**WORK TO DO:** Reproduce the records below with every "last-move-highlight" changed to "previous-move-highlight" and nothing else altered. Leave out the pictures.

-- BEGIN SUPPLIED RECORDS --

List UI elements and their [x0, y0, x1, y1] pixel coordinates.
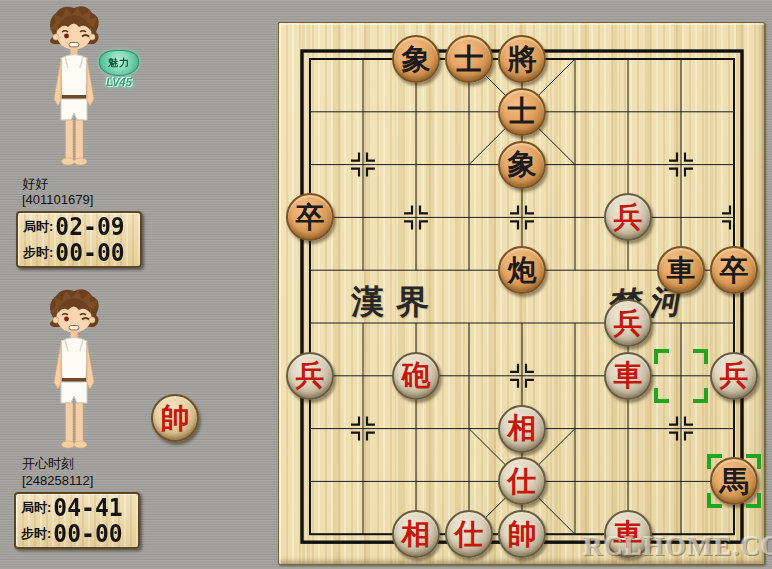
- charm-badge-text: 魅力: [99, 50, 139, 76]
- piece-red-elephant[interactable]: 相: [498, 405, 546, 453]
- player1-id: [401101679]: [22, 192, 93, 207]
- piece-red-soldier[interactable]: 兵: [604, 299, 652, 347]
- piece-black-elephant[interactable]: 象: [392, 35, 440, 83]
- player1-move-time-label: 步时:: [23, 244, 53, 262]
- charm-level-badge: 魅力 LV45: [96, 50, 142, 96]
- player2-move-time-label: 步时:: [21, 525, 51, 543]
- piece-black-chariot[interactable]: 車: [657, 246, 705, 294]
- piece-red-general[interactable]: 帥: [498, 510, 546, 558]
- last-move-highlight: [654, 349, 708, 403]
- piece-red-chariot[interactable]: 車: [604, 352, 652, 400]
- player2-clock: 局时: 04-41 步时: 00-00: [14, 492, 140, 549]
- player1-move-time: 00-00: [55, 239, 124, 266]
- piece-black-elephant[interactable]: 象: [498, 141, 546, 189]
- player1-clock: 局时: 02-09 步时: 00-00: [16, 211, 142, 268]
- watermark: RCLHOME.COM: [583, 531, 772, 562]
- piece-black-advisor[interactable]: 士: [498, 88, 546, 136]
- player2-id: [248258112]: [22, 473, 93, 488]
- player2-avatar: [40, 287, 108, 455]
- player2-side-indicator-piece: 帥: [151, 394, 199, 442]
- player1-game-time: 02-09: [55, 213, 124, 240]
- player2-name: 开心时刻: [22, 455, 74, 473]
- piece-red-elephant[interactable]: 相: [392, 510, 440, 558]
- piece-black-advisor[interactable]: 士: [445, 35, 493, 83]
- xiangqi-board[interactable]: 漢界 楚河 象士將士象卒兵炮車卒兵兵砲車兵相仕馬相仕帥車: [278, 22, 765, 565]
- piece-red-soldier[interactable]: 兵: [710, 352, 758, 400]
- charm-badge-level: LV45: [96, 76, 142, 88]
- player1-game-time-label: 局时:: [23, 218, 53, 236]
- game-window: { "game": "xiangqi", "position": { "fen"…: [0, 0, 772, 569]
- piece-black-general[interactable]: 將: [498, 35, 546, 83]
- player2-game-time: 04-41: [53, 494, 122, 521]
- player1-name: 好好: [22, 175, 48, 193]
- river-label-left: 漢界: [351, 280, 441, 325]
- piece-red-cannon[interactable]: 砲: [392, 352, 440, 400]
- player2-move-time: 00-00: [53, 520, 122, 547]
- piece-red-advisor[interactable]: 仕: [445, 510, 493, 558]
- player-info-panel: 魅力 LV45 好好 [401101679] 局时: 02-09 步时: 00-…: [0, 0, 278, 569]
- last-move-highlight: [707, 454, 761, 508]
- piece-black-cannon[interactable]: 炮: [498, 246, 546, 294]
- piece-red-soldier[interactable]: 兵: [286, 352, 334, 400]
- player2-game-time-label: 局时:: [21, 499, 51, 517]
- piece-black-soldier[interactable]: 卒: [710, 246, 758, 294]
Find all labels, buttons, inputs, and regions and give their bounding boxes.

-- END SUPPLIED RECORDS --

**TASK ANSWER:**
List UI elements and their [x0, y0, x1, y1] pixel coordinates.
- charm-badge-text: 魅力: [99, 50, 139, 76]
- piece-red-elephant[interactable]: 相: [498, 405, 546, 453]
- player1-id: [401101679]: [22, 192, 93, 207]
- piece-red-soldier[interactable]: 兵: [604, 299, 652, 347]
- piece-black-elephant[interactable]: 象: [392, 35, 440, 83]
- player1-move-time-label: 步时:: [23, 244, 53, 262]
- charm-level-badge: 魅力 LV45: [96, 50, 142, 96]
- player2-move-time-label: 步时:: [21, 525, 51, 543]
- piece-black-chariot[interactable]: 車: [657, 246, 705, 294]
- piece-red-general[interactable]: 帥: [498, 510, 546, 558]
- previous-move-highlight: [654, 349, 708, 403]
- piece-red-chariot[interactable]: 車: [604, 352, 652, 400]
- player2-clock: 局时: 04-41 步时: 00-00: [14, 492, 140, 549]
- player1-move-time: 00-00: [55, 239, 124, 266]
- piece-black-elephant[interactable]: 象: [498, 141, 546, 189]
- player1-clock: 局时: 02-09 步时: 00-00: [16, 211, 142, 268]
- watermark: RCLHOME.COM: [583, 531, 772, 562]
- piece-black-advisor[interactable]: 士: [498, 88, 546, 136]
- player2-id: [248258112]: [22, 473, 93, 488]
- player2-avatar: [40, 287, 108, 455]
- player2-side-indicator-piece: 帥: [151, 394, 199, 442]
- player1-game-time: 02-09: [55, 213, 124, 240]
- player2-name: 开心时刻: [22, 455, 74, 473]
- piece-red-elephant[interactable]: 相: [392, 510, 440, 558]
- piece-black-advisor[interactable]: 士: [445, 35, 493, 83]
- xiangqi-board[interactable]: 漢界 楚河 象士將士象卒兵炮車卒兵兵砲車兵相仕馬相仕帥車: [278, 22, 765, 565]
- piece-red-soldier[interactable]: 兵: [710, 352, 758, 400]
- charm-badge-level: LV45: [96, 76, 142, 88]
- player1-game-time-label: 局时:: [23, 218, 53, 236]
- game-window: { "game": "xiangqi", "position": { "fen"…: [0, 0, 772, 569]
- piece-black-general[interactable]: 將: [498, 35, 546, 83]
- player2-game-time: 04-41: [53, 494, 122, 521]
- player1-name: 好好: [22, 175, 48, 193]
- river-label-left: 漢界: [351, 280, 441, 325]
- piece-red-cannon[interactable]: 砲: [392, 352, 440, 400]
- player2-move-time: 00-00: [53, 520, 122, 547]
- piece-red-advisor[interactable]: 仕: [445, 510, 493, 558]
- player-info-panel: 魅力 LV45 好好 [401101679] 局时: 02-09 步时: 00-…: [0, 0, 278, 569]
- previous-move-highlight: [707, 454, 761, 508]
- piece-black-cannon[interactable]: 炮: [498, 246, 546, 294]
- piece-red-soldier[interactable]: 兵: [286, 352, 334, 400]
- player2-game-time-label: 局时:: [21, 499, 51, 517]
- piece-black-soldier[interactable]: 卒: [710, 246, 758, 294]
Find all labels, buttons, inputs, and regions and give their bounding boxes.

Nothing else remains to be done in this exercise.